Challenge
Copy each line that holds "VESTI".

start Material supplied

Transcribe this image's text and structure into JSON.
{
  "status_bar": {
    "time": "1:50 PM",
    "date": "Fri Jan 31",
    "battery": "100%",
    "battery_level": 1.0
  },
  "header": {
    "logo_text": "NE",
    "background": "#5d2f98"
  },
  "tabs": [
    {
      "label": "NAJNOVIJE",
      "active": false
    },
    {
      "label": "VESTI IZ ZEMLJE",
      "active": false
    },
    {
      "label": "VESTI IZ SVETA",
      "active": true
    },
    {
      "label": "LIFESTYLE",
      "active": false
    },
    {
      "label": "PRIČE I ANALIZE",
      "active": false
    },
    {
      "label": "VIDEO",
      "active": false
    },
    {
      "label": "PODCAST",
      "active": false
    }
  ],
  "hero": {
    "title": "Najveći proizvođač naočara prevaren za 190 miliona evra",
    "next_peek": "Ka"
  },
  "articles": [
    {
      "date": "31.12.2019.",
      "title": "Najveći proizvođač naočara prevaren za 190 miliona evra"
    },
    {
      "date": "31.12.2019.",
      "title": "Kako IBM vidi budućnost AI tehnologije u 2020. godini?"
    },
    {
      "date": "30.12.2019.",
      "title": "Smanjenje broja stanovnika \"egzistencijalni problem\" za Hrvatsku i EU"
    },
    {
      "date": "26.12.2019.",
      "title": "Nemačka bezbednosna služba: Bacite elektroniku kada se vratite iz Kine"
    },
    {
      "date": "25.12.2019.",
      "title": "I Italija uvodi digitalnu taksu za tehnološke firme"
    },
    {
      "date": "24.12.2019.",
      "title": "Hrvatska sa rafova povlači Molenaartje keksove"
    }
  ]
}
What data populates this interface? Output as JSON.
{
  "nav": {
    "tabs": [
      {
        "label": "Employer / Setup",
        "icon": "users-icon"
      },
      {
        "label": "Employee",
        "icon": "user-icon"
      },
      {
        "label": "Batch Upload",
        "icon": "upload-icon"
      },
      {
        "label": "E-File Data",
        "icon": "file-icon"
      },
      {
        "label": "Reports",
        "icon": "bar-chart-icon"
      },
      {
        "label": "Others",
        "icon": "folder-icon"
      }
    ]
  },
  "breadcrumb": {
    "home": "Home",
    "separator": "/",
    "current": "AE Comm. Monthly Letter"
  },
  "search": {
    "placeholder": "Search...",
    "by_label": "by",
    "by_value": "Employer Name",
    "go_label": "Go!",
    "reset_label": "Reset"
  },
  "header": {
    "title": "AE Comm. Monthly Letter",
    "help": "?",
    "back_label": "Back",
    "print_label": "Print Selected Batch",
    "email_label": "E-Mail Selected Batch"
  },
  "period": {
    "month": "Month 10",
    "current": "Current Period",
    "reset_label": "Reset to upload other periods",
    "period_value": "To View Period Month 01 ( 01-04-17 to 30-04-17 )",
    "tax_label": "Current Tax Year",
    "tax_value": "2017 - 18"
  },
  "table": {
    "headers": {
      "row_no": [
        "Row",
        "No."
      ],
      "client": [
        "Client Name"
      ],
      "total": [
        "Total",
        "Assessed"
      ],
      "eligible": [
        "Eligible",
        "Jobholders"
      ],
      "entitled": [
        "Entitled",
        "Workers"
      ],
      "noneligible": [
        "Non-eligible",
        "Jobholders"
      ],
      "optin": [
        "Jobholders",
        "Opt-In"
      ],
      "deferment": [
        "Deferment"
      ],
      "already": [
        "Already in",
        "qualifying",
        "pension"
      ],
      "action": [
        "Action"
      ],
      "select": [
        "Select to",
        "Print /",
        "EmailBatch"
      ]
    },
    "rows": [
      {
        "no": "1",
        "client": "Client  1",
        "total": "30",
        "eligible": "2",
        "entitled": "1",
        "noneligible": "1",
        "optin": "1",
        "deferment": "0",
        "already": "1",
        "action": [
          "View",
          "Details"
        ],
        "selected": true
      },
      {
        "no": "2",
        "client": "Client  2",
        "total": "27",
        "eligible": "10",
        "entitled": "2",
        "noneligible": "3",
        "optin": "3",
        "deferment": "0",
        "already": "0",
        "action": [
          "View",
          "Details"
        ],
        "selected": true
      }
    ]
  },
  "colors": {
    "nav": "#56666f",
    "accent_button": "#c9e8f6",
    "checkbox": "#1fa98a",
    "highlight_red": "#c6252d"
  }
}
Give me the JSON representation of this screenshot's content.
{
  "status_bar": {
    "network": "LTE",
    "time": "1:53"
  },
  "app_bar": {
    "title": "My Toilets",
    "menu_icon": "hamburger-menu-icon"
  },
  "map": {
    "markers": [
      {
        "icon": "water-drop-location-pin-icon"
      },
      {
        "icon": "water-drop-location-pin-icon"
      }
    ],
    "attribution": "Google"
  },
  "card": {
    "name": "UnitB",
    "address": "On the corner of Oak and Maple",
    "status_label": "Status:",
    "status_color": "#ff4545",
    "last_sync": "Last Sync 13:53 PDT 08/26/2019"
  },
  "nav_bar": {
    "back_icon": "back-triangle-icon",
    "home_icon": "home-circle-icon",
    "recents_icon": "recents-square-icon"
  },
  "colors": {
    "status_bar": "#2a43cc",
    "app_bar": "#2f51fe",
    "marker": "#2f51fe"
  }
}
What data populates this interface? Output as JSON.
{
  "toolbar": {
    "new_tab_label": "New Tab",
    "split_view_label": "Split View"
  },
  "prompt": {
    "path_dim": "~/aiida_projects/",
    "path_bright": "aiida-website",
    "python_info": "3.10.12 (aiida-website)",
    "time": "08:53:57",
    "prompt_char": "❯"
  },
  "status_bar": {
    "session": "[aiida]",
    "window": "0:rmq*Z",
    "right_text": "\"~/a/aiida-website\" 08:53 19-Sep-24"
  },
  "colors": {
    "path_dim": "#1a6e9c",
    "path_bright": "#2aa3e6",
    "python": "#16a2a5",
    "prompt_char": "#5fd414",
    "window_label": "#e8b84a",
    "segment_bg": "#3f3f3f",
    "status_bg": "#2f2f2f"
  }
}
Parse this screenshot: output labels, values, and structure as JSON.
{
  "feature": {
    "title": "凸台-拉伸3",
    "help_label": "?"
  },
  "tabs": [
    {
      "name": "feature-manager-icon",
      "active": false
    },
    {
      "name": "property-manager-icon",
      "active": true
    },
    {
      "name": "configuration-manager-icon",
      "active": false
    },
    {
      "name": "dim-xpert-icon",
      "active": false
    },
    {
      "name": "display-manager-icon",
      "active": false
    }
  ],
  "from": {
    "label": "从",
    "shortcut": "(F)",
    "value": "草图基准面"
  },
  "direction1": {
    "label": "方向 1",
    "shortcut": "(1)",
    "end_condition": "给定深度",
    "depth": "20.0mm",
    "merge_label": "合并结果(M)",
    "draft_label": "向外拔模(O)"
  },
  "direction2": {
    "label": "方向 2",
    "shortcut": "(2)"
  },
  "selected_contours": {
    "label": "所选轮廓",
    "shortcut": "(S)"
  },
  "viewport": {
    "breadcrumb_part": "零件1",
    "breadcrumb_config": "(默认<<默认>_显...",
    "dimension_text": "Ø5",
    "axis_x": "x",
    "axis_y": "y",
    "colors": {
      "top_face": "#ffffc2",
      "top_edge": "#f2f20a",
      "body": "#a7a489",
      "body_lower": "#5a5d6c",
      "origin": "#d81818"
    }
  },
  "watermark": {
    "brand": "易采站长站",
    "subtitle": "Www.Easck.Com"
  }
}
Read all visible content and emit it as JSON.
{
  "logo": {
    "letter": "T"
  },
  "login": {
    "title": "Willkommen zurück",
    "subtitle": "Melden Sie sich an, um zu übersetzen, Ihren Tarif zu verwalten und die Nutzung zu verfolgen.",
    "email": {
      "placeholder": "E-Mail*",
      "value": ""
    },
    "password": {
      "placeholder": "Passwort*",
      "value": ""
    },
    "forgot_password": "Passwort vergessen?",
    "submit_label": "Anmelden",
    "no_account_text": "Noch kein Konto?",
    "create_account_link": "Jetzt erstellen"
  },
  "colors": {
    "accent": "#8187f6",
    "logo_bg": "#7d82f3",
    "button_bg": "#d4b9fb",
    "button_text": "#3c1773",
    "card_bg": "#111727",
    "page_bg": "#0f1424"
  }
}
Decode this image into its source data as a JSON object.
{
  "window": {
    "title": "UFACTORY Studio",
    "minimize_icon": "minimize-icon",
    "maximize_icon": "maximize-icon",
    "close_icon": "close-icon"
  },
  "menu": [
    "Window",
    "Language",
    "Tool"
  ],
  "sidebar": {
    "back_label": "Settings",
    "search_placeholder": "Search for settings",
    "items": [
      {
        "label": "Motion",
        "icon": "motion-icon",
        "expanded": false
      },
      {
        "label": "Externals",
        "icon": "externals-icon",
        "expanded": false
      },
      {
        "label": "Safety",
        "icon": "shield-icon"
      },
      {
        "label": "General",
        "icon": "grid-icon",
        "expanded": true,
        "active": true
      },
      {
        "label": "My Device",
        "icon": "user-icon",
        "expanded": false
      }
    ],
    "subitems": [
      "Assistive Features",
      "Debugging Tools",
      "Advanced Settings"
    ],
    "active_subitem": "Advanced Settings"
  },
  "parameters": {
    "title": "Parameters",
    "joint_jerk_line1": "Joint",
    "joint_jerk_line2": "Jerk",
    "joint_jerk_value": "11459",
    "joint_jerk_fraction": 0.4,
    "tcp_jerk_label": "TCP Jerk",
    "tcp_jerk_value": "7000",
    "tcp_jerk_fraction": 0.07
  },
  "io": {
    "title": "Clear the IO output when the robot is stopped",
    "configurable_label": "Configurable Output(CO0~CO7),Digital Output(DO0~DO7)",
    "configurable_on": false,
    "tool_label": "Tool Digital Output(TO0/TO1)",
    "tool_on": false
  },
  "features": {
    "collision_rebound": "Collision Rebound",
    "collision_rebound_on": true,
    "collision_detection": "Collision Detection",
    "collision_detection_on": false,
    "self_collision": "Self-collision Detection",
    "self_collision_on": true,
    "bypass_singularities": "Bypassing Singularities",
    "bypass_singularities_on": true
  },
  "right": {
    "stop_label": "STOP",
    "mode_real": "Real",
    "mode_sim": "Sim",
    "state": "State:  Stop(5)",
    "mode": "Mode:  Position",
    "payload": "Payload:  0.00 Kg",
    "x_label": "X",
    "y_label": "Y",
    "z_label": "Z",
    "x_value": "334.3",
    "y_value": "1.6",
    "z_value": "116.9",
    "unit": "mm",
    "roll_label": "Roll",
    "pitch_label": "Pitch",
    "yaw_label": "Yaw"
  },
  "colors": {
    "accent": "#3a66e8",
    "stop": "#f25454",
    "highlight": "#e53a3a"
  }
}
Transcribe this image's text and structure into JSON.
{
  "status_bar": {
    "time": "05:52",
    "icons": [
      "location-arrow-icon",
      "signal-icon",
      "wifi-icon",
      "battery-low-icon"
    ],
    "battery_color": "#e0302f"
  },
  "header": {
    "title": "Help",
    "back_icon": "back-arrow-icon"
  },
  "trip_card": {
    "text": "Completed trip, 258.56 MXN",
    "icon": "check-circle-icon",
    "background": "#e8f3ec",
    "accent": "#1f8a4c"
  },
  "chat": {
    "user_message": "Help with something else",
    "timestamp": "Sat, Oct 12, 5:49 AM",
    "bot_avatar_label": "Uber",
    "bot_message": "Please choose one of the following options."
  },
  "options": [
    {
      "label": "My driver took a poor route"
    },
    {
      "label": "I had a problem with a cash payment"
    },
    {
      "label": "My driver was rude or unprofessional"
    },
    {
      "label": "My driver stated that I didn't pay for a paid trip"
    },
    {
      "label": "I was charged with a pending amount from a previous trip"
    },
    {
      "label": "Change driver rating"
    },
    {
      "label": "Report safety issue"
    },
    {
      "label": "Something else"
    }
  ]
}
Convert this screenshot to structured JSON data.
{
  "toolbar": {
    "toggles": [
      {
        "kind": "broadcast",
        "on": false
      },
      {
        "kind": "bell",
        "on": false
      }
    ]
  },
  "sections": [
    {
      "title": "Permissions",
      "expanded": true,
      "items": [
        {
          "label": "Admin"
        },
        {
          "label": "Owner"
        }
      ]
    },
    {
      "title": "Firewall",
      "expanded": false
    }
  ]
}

end Material supplied

The reply
      "label": "VESTI IZ ZEMLJE",
      "label": "VESTI IZ SVETA",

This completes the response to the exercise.